__Task inputs__.

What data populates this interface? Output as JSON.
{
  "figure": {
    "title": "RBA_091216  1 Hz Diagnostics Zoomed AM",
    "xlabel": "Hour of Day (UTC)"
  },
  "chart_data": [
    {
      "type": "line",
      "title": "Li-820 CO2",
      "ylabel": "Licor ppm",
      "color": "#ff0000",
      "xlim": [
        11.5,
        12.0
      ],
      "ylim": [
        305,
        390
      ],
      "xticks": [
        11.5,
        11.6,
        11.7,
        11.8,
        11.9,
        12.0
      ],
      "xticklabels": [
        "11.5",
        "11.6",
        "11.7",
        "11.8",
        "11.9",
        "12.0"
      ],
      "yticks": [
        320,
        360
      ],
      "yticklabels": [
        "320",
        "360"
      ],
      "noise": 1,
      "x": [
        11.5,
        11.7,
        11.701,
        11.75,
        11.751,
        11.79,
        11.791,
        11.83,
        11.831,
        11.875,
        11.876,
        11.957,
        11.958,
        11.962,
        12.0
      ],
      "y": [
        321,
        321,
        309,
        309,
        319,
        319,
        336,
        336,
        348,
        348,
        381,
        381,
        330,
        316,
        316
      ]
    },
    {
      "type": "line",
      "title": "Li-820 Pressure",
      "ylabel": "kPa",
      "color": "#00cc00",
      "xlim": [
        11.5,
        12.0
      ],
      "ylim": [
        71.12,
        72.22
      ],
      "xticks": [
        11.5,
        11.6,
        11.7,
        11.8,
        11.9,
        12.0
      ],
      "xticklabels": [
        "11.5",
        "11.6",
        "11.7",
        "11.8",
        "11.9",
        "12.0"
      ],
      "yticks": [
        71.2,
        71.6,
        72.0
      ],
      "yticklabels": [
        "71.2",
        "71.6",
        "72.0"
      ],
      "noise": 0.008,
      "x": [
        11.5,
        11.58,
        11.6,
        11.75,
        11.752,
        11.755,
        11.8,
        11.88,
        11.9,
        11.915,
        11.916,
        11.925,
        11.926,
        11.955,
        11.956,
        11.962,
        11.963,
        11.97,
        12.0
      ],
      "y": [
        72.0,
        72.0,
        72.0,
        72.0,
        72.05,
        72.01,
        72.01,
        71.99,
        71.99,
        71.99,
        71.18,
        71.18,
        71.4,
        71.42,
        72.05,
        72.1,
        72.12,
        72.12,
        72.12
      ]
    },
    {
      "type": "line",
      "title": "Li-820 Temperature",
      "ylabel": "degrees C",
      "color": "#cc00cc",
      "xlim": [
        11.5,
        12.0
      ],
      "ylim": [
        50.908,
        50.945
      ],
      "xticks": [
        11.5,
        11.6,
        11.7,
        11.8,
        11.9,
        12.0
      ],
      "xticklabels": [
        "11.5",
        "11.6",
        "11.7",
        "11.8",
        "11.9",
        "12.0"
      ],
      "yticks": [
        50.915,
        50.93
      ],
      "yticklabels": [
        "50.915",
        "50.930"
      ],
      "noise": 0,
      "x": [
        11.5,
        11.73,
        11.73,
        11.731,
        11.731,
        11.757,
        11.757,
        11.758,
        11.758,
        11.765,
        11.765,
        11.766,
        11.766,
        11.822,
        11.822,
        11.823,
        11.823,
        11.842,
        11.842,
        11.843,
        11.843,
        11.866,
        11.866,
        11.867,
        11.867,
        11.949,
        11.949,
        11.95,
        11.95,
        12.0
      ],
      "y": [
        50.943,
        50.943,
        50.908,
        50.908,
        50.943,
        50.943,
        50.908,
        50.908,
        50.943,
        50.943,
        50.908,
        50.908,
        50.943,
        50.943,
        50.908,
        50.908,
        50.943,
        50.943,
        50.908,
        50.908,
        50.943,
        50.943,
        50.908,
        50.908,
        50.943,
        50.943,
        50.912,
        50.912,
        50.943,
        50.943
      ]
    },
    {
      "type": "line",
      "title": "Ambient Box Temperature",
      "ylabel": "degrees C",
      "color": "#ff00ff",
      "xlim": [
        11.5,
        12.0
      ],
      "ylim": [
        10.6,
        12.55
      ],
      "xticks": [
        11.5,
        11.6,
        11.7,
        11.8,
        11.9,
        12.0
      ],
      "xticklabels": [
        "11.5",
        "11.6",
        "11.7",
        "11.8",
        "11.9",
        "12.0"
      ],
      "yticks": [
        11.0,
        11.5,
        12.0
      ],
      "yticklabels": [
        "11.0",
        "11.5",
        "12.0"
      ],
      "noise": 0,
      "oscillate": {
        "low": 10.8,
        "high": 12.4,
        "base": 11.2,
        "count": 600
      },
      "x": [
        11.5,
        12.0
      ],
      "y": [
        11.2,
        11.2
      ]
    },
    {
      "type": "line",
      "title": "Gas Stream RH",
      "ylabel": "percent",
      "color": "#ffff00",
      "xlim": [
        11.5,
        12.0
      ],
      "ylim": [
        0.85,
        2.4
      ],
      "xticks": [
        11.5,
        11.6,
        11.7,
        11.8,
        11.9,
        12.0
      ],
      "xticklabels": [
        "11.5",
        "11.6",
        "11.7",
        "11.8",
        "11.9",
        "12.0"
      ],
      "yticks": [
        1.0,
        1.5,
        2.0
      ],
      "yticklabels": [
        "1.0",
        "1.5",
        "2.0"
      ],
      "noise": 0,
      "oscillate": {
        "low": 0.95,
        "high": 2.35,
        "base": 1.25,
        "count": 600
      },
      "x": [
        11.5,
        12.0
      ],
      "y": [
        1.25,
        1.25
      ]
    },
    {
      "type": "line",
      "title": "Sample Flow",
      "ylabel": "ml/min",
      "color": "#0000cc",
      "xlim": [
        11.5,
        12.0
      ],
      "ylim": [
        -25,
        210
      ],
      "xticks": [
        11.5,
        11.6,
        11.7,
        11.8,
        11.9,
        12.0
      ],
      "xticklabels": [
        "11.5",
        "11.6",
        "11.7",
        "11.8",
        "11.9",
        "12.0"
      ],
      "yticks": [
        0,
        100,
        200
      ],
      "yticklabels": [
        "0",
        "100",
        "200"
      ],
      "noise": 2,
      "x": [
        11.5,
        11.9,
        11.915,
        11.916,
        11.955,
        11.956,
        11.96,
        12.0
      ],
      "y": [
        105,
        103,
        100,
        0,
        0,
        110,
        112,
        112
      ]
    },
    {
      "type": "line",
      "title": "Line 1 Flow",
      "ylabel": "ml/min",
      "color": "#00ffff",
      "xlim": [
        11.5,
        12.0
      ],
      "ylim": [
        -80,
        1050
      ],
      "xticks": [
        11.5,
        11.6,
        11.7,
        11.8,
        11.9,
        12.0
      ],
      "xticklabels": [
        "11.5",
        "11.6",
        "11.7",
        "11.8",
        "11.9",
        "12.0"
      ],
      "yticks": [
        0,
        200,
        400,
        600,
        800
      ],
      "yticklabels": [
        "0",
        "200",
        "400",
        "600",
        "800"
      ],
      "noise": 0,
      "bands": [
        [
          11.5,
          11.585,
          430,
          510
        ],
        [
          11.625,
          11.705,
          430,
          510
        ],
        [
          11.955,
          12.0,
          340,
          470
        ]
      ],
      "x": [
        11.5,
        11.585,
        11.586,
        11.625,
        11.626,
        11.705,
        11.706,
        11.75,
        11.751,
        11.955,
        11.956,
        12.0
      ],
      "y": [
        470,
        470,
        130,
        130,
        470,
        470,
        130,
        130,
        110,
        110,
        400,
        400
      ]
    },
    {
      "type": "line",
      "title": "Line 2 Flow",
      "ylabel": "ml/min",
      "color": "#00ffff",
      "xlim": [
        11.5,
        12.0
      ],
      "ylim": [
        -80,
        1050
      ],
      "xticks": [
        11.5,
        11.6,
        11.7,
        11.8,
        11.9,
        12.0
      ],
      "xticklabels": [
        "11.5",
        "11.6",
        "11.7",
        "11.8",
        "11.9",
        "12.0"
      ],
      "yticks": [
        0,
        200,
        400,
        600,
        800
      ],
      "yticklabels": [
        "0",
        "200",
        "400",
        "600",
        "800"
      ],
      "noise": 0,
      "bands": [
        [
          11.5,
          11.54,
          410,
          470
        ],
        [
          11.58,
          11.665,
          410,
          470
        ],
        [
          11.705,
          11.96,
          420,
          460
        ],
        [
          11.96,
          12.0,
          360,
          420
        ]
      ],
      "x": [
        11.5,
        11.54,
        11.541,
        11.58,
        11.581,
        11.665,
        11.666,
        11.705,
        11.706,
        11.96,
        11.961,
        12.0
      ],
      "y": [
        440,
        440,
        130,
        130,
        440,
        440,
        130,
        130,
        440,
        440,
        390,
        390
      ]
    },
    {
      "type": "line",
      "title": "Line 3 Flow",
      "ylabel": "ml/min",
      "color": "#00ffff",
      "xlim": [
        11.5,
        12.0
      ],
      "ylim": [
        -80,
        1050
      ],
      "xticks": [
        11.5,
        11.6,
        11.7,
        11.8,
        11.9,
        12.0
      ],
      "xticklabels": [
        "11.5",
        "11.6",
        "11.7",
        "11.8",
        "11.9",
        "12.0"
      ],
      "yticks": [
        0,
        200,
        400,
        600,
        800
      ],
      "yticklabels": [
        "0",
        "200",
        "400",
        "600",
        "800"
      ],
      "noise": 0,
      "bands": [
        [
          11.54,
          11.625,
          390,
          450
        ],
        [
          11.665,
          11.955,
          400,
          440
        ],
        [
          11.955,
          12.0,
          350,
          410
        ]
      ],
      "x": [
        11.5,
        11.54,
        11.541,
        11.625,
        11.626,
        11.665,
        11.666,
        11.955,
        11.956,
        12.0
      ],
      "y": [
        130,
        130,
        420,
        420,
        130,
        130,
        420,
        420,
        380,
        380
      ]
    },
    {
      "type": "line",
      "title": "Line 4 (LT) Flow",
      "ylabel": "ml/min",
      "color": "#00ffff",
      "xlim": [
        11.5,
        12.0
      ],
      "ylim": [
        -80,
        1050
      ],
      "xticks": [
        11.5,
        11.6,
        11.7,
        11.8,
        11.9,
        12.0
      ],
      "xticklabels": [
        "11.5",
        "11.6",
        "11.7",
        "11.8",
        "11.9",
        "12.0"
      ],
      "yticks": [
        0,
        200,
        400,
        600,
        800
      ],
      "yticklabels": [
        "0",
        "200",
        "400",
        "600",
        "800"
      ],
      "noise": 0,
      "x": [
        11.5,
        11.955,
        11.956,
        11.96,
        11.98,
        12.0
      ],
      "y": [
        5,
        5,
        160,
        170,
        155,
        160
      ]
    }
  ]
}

__Problem details__. Using the listing, copy every line where the word "Temperature" shows up.

__Exercise result__.
      "title": "Li-820 Temperature",
      "title": "Ambient Box Temperature",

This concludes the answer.